Work instructions - Write out the material below again, unchanged.

Data items -
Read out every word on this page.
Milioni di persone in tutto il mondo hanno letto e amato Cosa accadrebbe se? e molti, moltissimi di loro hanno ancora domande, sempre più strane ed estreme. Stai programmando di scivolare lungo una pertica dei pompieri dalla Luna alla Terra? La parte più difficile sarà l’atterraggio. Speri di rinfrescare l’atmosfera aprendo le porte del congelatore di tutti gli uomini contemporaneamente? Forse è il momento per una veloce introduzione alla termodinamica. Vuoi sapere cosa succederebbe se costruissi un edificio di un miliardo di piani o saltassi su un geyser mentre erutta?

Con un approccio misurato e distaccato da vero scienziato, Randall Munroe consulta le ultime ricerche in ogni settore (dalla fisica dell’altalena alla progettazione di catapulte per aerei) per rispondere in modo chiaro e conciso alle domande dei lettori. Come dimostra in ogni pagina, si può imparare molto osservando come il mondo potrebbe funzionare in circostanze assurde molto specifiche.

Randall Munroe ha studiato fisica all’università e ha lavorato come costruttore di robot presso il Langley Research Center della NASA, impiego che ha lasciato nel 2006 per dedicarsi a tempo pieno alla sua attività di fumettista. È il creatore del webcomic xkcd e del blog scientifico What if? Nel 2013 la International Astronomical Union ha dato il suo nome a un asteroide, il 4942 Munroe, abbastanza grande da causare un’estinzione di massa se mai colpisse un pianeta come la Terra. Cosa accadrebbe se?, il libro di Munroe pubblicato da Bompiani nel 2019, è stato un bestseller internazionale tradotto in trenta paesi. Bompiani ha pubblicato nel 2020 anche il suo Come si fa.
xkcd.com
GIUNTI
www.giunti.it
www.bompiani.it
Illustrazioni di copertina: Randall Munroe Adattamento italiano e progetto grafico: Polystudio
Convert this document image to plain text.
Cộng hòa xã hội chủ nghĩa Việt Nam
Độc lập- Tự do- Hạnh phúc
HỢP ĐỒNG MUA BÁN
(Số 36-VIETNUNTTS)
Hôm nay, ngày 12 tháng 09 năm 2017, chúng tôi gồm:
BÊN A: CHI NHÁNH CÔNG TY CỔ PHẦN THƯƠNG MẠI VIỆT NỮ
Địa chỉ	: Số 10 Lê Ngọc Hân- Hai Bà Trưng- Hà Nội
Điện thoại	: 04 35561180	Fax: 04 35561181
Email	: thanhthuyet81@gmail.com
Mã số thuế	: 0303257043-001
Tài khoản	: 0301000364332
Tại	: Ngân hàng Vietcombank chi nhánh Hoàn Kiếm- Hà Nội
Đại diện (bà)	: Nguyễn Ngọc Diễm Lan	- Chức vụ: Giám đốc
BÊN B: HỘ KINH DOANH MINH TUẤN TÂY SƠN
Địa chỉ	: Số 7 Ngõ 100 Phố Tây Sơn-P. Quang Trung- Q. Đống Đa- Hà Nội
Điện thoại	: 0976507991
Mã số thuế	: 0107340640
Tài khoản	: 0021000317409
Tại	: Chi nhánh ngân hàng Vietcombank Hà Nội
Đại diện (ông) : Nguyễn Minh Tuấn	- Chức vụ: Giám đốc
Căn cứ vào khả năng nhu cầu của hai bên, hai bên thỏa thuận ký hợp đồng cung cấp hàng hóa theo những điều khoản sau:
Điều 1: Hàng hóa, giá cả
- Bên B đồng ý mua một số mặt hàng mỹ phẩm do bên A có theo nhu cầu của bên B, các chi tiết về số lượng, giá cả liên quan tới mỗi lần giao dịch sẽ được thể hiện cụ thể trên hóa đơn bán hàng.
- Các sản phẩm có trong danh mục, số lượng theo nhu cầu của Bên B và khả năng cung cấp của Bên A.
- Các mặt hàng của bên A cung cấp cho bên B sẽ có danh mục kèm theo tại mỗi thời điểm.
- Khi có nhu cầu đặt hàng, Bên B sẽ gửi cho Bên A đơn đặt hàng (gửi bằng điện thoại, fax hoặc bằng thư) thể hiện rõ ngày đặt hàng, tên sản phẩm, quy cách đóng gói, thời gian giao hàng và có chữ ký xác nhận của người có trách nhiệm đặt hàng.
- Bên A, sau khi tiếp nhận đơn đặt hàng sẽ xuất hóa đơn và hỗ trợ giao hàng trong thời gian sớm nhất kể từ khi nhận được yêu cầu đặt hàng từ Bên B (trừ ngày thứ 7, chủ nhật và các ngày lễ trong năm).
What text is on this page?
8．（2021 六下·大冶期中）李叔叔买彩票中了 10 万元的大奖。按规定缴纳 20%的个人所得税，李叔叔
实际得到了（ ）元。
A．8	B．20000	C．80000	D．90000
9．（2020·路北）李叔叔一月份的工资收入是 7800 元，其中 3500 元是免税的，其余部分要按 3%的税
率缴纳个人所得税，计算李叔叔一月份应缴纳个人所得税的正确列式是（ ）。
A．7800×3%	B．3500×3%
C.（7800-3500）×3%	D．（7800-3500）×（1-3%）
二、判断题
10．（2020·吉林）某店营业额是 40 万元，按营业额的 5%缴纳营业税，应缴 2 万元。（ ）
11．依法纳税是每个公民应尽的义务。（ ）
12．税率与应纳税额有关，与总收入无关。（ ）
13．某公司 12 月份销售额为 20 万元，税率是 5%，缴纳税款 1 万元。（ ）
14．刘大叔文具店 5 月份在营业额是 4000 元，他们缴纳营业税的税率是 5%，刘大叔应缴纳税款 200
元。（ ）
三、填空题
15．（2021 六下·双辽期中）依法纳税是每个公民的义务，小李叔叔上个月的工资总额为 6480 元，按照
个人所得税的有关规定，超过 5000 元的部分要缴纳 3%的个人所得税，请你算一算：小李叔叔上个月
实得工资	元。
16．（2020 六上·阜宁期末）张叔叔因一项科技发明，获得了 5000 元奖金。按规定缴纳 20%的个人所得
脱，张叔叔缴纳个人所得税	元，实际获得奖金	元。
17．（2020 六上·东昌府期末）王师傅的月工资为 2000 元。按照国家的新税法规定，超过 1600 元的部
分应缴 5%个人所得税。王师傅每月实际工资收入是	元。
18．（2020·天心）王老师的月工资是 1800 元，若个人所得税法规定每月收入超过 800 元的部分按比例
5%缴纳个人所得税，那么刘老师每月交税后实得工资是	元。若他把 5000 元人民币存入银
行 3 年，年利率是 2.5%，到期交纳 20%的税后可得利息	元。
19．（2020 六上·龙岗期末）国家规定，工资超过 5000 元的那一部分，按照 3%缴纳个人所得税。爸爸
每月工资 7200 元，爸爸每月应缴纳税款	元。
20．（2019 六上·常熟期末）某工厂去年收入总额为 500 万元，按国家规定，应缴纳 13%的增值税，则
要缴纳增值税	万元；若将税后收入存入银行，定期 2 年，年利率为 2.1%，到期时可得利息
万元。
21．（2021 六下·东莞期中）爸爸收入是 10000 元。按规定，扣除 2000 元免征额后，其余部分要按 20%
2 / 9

Reply -
Read out every word on this page.
Milioni di persone in tutto il mondo hanno letto e amato Cosa accadrebbe se? e molti, moltissimi di loro hanno ancora domande, sempre più strane ed estreme. Stai programmando di scivolare lungo una pertica dei pompieri dalla Luna alla Terra? La parte più difficile sarà l’atterraggio. Speri di rinfrescare l’atmosfera aprendo le porte del congelatore di tutti gli uomini contemporaneamente? Forse è il momento per una veloce introduzione alla termodinamica. Vuoi sapere cosa succederebbe se costruissi un edificio di un miliardo di piani o saltassi su un geyser mentre erutta?

Con un approccio misurato e distaccato da vero scienziato, Randall Munroe consulta le ultime ricerche in ogni settore (dalla fisica dell’altalena alla progettazione di catapulte per aerei) per rispondere in modo chiaro e conciso alle domande dei lettori. Come dimostra in ogni pagina, si può imparare molto osservando come il mondo potrebbe funzionare in circostanze assurde molto specifiche.

Randall Munroe ha studiato fisica all’università e ha lavorato come costruttore di robot presso il Langley Research Center della NASA, impiego che ha lasciato nel 2006 per dedicarsi a tempo pieno alla sua attività di fumettista. È il creatore del webcomic xkcd e del blog scientifico What if? Nel 2013 la International Astronomical Union ha dato il suo nome a un asteroide, il 4942 Munroe, abbastanza grande da causare un’estinzione di massa se mai colpisse un pianeta come la Terra. Cosa accadrebbe se?, il libro di Munroe pubblicato da Bompiani nel 2019, è stato un bestseller internazionale tradotto in trenta paesi. Bompiani ha pubblicato nel 2020 anche il suo Come si fa.
xkcd.com
GIUNTI
www.giunti.it
www.bompiani.it
Illustrazioni di copertina: Randall Munroe Adattamento italiano e progetto grafico: Polystudio
Convert this document image to plain text.
Cộng hòa xã hội chủ nghĩa Việt Nam
Độc lập- Tự do- Hạnh phúc
HỢP ĐỒNG MUA BÁN
(Số 36-VIETNUNTTS)
Hôm nay, ngày 12 tháng 09 năm 2017, chúng tôi gồm:
BÊN A: CHI NHÁNH CÔNG TY CỔ PHẦN THƯƠNG MẠI VIỆT NỮ
Địa chỉ	: Số 10 Lê Ngọc Hân- Hai Bà Trưng- Hà Nội
Điện thoại	: 04 35561180	Fax: 04 35561181
Email	: thanhthuyet81@gmail.com
Mã số thuế	: 0303257043-001
Tài khoản	: 0301000364332
Tại	: Ngân hàng Vietcombank chi nhánh Hoàn Kiếm- Hà Nội
Đại diện (bà)	: Nguyễn Ngọc Diễm Lan	- Chức vụ: Giám đốc
BÊN B: HỘ KINH DOANH MINH TUẤN TÂY SƠN
Địa chỉ	: Số 7 Ngõ 100 Phố Tây Sơn-P. Quang Trung- Q. Đống Đa- Hà Nội
Điện thoại	: 0976507991
Mã số thuế	: 0107340640
Tài khoản	: 0021000317409
Tại	: Chi nhánh ngân hàng Vietcombank Hà Nội
Đại diện (ông) : Nguyễn Minh Tuấn	- Chức vụ: Giám đốc
Căn cứ vào khả năng nhu cầu của hai bên, hai bên thỏa thuận ký hợp đồng cung cấp hàng hóa theo những điều khoản sau:
Điều 1: Hàng hóa, giá cả
- Bên B đồng ý mua một số mặt hàng mỹ phẩm do bên A có theo nhu cầu của bên B, các chi tiết về số lượng, giá cả liên quan tới mỗi lần giao dịch sẽ được thể hiện cụ thể trên hóa đơn bán hàng.
- Các sản phẩm có trong danh mục, số lượng theo nhu cầu của Bên B và khả năng cung cấp của Bên A.
- Các mặt hàng của bên A cung cấp cho bên B sẽ có danh mục kèm theo tại mỗi thời điểm.
- Khi có nhu cầu đặt hàng, Bên B sẽ gửi cho Bên A đơn đặt hàng (gửi bằng điện thoại, fax hoặc bằng thư) thể hiện rõ ngày đặt hàng, tên sản phẩm, quy cách đóng gói, thời gian giao hàng và có chữ ký xác nhận của người có trách nhiệm đặt hàng.
- Bên A, sau khi tiếp nhận đơn đặt hàng sẽ xuất hóa đơn và hỗ trợ giao hàng trong thời gian sớm nhất kể từ khi nhận được yêu cầu đặt hàng từ Bên B (trừ ngày thứ 7, chủ nhật và các ngày lễ trong năm).
What text is on this page?
8．（2021 六下·大冶期中）李叔叔买彩票中了 10 万元的大奖。按规定缴纳 20%的个人所得税，李叔叔
实际得到了（ ）元。
A．8	B．20000	C．80000	D．90000
9．（2020·路北）李叔叔一月份的工资收入是 7800 元，其中 3500 元是免税的，其余部分要按 3%的税
率缴纳个人所得税，计算李叔叔一月份应缴纳个人所得税的正确列式是（ ）。
A．7800×3%	B．3500×3%
C.（7800-3500）×3%	D．（7800-3500）×（1-3%）
二、判断题
10．（2020·吉林）某店营业额是 40 万元，按营业额的 5%缴纳营业税，应缴 2 万元。（ ）
11．依法纳税是每个公民应尽的义务。（ ）
12．税率与应纳税额有关，与总收入无关。（ ）
13．某公司 12 月份销售额为 20 万元，税率是 5%，缴纳税款 1 万元。（ ）
14．刘大叔文具店 5 月份在营业额是 4000 元，他们缴纳营业税的税率是 5%，刘大叔应缴纳税款 200
元。（ ）
三、填空题
15．（2021 六下·双辽期中）依法纳税是每个公民的义务，小李叔叔上个月的工资总额为 6480 元，按照
个人所得税的有关规定，超过 5000 元的部分要缴纳 3%的个人所得税，请你算一算：小李叔叔上个月
实得工资	元。
16．（2020 六上·阜宁期末）张叔叔因一项科技发明，获得了 5000 元奖金。按规定缴纳 20%的个人所得
脱，张叔叔缴纳个人所得税	元，实际获得奖金	元。
17．（2020 六上·东昌府期末）王师傅的月工资为 2000 元。按照国家的新税法规定，超过 1600 元的部
分应缴 5%个人所得税。王师傅每月实际工资收入是	元。
18．（2020·天心）王老师的月工资是 1800 元，若个人所得税法规定每月收入超过 800 元的部分按比例
5%缴纳个人所得税，那么刘老师每月交税后实得工资是	元。若他把 5000 元人民币存入银
行 3 年，年利率是 2.5%，到期交纳 20%的税后可得利息	元。
19．（2020 六上·龙岗期末）国家规定，工资超过 5000 元的那一部分，按照 3%缴纳个人所得税。爸爸
每月工资 7200 元，爸爸每月应缴纳税款	元。
20．（2019 六上·常熟期末）某工厂去年收入总额为 500 万元，按国家规定，应缴纳 13%的增值税，则
要缴纳增值税	万元；若将税后收入存入银行，定期 2 年，年利率为 2.1%，到期时可得利息
万元。
21．（2021 六下·东莞期中）爸爸收入是 10000 元。按规定，扣除 2000 元免征额后，其余部分要按 20%
2 / 9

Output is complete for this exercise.